(DIRECTIONS FOR THIS TASK)
Retype each record shown below, leaving every character as it is.

(LISTING)
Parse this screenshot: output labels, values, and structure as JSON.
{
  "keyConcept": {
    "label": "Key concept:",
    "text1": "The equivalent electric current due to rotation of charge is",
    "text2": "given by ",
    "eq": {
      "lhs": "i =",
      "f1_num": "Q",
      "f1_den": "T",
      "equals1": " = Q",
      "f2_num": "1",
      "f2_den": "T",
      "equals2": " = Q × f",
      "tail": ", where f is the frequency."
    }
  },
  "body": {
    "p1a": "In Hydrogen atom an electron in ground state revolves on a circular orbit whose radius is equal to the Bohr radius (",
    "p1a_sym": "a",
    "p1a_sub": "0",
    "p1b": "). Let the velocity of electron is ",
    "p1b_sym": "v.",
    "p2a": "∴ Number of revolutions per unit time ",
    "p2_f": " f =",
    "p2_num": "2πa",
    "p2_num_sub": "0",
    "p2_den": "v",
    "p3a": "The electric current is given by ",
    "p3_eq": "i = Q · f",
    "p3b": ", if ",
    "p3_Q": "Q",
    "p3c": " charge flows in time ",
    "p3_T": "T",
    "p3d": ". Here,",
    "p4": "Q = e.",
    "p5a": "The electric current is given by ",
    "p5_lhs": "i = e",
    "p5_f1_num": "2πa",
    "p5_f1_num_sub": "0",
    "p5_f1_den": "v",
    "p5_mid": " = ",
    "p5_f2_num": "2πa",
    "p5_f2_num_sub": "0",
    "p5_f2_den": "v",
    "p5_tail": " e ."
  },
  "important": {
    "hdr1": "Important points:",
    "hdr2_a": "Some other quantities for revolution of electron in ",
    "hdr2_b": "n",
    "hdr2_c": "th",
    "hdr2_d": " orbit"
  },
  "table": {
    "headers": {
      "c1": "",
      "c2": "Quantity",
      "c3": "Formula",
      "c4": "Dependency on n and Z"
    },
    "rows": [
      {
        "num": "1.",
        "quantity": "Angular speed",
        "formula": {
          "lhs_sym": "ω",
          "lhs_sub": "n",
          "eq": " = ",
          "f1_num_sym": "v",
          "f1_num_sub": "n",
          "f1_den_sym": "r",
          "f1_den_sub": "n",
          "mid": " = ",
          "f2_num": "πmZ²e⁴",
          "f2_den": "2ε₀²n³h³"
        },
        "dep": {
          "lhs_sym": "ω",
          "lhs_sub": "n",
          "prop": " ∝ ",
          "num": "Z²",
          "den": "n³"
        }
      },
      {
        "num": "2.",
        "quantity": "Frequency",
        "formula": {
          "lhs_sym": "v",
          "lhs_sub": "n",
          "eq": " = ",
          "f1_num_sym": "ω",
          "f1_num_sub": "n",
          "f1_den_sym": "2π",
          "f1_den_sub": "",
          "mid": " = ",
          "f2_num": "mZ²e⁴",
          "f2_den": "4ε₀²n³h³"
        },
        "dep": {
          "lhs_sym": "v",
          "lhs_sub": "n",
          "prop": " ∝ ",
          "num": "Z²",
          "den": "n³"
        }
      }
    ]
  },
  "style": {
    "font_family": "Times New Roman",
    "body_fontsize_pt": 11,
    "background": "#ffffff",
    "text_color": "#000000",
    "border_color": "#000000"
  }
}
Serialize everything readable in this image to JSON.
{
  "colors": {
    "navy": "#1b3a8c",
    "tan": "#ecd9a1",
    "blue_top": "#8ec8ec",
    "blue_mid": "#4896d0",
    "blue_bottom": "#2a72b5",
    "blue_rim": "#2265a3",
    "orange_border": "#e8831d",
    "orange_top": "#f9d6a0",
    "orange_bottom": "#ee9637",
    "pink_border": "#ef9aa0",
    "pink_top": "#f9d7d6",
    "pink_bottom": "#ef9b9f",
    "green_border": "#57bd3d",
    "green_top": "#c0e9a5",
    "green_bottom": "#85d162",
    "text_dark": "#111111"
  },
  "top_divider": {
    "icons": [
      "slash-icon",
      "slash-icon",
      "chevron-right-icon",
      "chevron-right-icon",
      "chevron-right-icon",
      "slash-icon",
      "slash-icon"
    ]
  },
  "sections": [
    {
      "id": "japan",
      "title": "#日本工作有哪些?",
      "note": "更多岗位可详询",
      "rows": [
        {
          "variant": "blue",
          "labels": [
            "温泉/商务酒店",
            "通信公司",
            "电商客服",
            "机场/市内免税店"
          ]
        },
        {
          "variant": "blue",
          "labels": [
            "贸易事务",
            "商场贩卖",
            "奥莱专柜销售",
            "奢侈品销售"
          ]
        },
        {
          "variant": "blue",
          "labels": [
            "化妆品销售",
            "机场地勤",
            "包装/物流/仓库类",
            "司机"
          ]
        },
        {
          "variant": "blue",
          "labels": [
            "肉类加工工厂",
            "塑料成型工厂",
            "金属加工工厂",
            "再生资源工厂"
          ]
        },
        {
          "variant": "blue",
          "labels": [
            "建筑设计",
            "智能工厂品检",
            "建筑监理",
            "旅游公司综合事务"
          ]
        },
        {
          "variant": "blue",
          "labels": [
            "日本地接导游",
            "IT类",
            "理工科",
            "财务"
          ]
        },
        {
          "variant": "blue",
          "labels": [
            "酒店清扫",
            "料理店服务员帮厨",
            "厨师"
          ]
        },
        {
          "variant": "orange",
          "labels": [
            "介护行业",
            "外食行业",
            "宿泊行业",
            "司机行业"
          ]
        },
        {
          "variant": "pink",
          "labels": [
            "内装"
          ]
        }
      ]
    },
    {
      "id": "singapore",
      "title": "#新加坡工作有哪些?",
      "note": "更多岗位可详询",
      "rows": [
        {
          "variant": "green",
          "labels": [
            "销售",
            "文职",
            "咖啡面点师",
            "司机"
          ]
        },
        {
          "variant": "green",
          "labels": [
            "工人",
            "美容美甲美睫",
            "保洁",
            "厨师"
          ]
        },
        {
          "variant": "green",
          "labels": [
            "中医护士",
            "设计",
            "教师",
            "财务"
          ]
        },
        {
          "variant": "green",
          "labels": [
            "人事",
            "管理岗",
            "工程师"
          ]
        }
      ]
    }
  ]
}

(RESULT OF THE TASK)
Parse this screenshot: output labels, values, and structure as JSON.
{
  "keyConcept": {
    "label": "Key concept:",
    "text1": "The equivalent electric current due to rotation of charge is",
    "text2": "given by ",
    "eq": {
      "lhs": "i =",
      "f1_num": "Q",
      "f1_den": "T",
      "equals1": " = Q",
      "f2_num": "1",
      "f2_den": "T",
      "equals2": " = Q × f",
      "tail": ", where f is the frequency."
    }
  },
  "body": {
    "p1a": "In Hydrogen atom an electron in ground state revolves on a circular orbit whose radius is equal to the Bohr radius (",
    "p1a_sym": "a",
    "p1a_sub": "0",
    "p1b": "). Let the velocity of electron is ",
    "p1b_sym": "v.",
    "p2a": "∴ Number of revolutions per unit time ",
    "p2_f": " f =",
    "p2_num": "2πa",
    "p2_num_sub": "0",
    "p2_den": "v",
    "p3a": "The electric current is given by ",
    "p3_eq": "i = Q · f",
    "p3b": ", if ",
    "p3_Q": "Q",
    "p3c": " charge flows in time ",
    "p3_T": "T",
    "p3d": ". Here,",
    "p4": "Q = e.",
    "p5a": "The electric current is given by ",
    "p5_lhs": "i = e",
    "p5_f1_num": "2πa",
    "p5_f1_num_sub": "0",
    "p5_f1_den": "v",
    "p5_mid": " = ",
    "p5_f2_num": "2πa",
    "p5_f2_num_sub": "0",
    "p5_f2_den": "v",
    "p5_tail": " e ."
  },
  "important": {
    "hdr1": "Important points:",
    "hdr2_a": "Some other quantities for revolution of electron in ",
    "hdr2_b": "n",
    "hdr2_c": "th",
    "hdr2_d": " orbit"
  },
  "table": {
    "headers": {
      "c1": "",
      "c2": "Quantity",
      "c3": "Formula",
      "c4": "Dependency on n and Z"
    },
    "rows": [
      {
        "num": "1.",
        "quantity": "Angular speed",
        "formula": {
          "lhs_sym": "ω",
          "lhs_sub": "n",
          "eq": " = ",
          "f1_num_sym": "v",
          "f1_num_sub": "n",
          "f1_den_sym": "r",
          "f1_den_sub": "n",
          "mid": " = ",
          "f2_num": "πmZ²e⁴",
          "f2_den": "2ε₀²n³h³"
        },
        "dep": {
          "lhs_sym": "ω",
          "lhs_sub": "n",
          "prop": " ∝ ",
          "num": "Z²",
          "den": "n³"
        }
      },
      {
        "num": "2.",
        "quantity": "Frequency",
        "formula": {
          "lhs_sym": "v",
          "lhs_sub": "n",
          "eq": " = ",
          "f1_num_sym": "ω",
          "f1_num_sub": "n",
          "f1_den_sym": "2π",
          "f1_den_sub": "",
          "mid": " = ",
          "f2_num": "mZ²e⁴",
          "f2_den": "4ε₀²n³h³"
        },
        "dep": {
          "lhs_sym": "v",
          "lhs_sub": "n",
          "prop": " ∝ ",
          "num": "Z²",
          "den": "n³"
        }
      }
    ]
  },
  "style": {
    "font_family": "Times New Roman",
    "body_fontsize_pt": 11,
    "background": "#ffffff",
    "text_color": "#000000",
    "border_color": "#000000"
  }
}
Serialize everything readable in this image to JSON.
{
  "colors": {
    "navy": "#1b3a8c",
    "tan": "#ecd9a1",
    "blue_top": "#8ec8ec",
    "blue_mid": "#4896d0",
    "blue_bottom": "#2a72b5",
    "blue_rim": "#2265a3",
    "orange_border": "#e8831d",
    "orange_top": "#f9d6a0",
    "orange_bottom": "#ee9637",
    "pink_border": "#ef9aa0",
    "pink_top": "#f9d7d6",
    "pink_bottom": "#ef9b9f",
    "green_border": "#57bd3d",
    "green_top": "#c0e9a5",
    "green_bottom": "#85d162",
    "text_dark": "#111111"
  },
  "top_divider": {
    "icons": [
      "slash-icon",
      "slash-icon",
      "chevron-right-icon",
      "chevron-right-icon",
      "chevron-right-icon",
      "slash-icon",
      "slash-icon"
    ]
  },
  "sections": [
    {
      "id": "japan",
      "title": "#日本工作有哪些?",
      "note": "更多岗位可详询",
      "rows": [
        {
          "variant": "blue",
          "labels": [
            "温泉/商务酒店",
            "通信公司",
            "电商客服",
            "机场/市内免税店"
          ]
        },
        {
          "variant": "blue",
          "labels": [
            "贸易事务",
            "商场贩卖",
            "奥莱专柜销售",
            "奢侈品销售"
          ]
        },
        {
          "variant": "blue",
          "labels": [
            "化妆品销售",
            "机场地勤",
            "包装/物流/仓库类",
            "司机"
          ]
        },
        {
          "variant": "blue",
          "labels": [
            "肉类加工工厂",
            "塑料成型工厂",
            "金属加工工厂",
            "再生资源工厂"
          ]
        },
        {
          "variant": "blue",
          "labels": [
            "建筑设计",
            "智能工厂品检",
            "建筑监理",
            "旅游公司综合事务"
          ]
        },
        {
          "variant": "blue",
          "labels": [
            "日本地接导游",
            "IT类",
            "理工科",
            "财务"
          ]
        },
        {
          "variant": "blue",
          "labels": [
            "酒店清扫",
            "料理店服务员帮厨",
            "厨师"
          ]
        },
        {
          "variant": "orange",
          "labels": [
            "介护行业",
            "外食行业",
            "宿泊行业",
            "司机行业"
          ]
        },
        {
          "variant": "pink",
          "labels": [
            "内装"
          ]
        }
      ]
    },
    {
      "id": "singapore",
      "title": "#新加坡工作有哪些?",
      "note": "更多岗位可详询",
      "rows": [
        {
          "variant": "green",
          "labels": [
            "销售",
            "文职",
            "咖啡面点师",
            "司机"
          ]
        },
        {
          "variant": "green",
          "labels": [
            "工人",
            "美容美甲美睫",
            "保洁",
            "厨师"
          ]
        },
        {
          "variant": "green",
          "labels": [
            "中医护士",
            "设计",
            "教师",
            "财务"
          ]
        },
        {
          "variant": "green",
          "labels": [
            "人事",
            "管理岗",
            "工程师"
          ]
        }
      ]
    }
  ]
}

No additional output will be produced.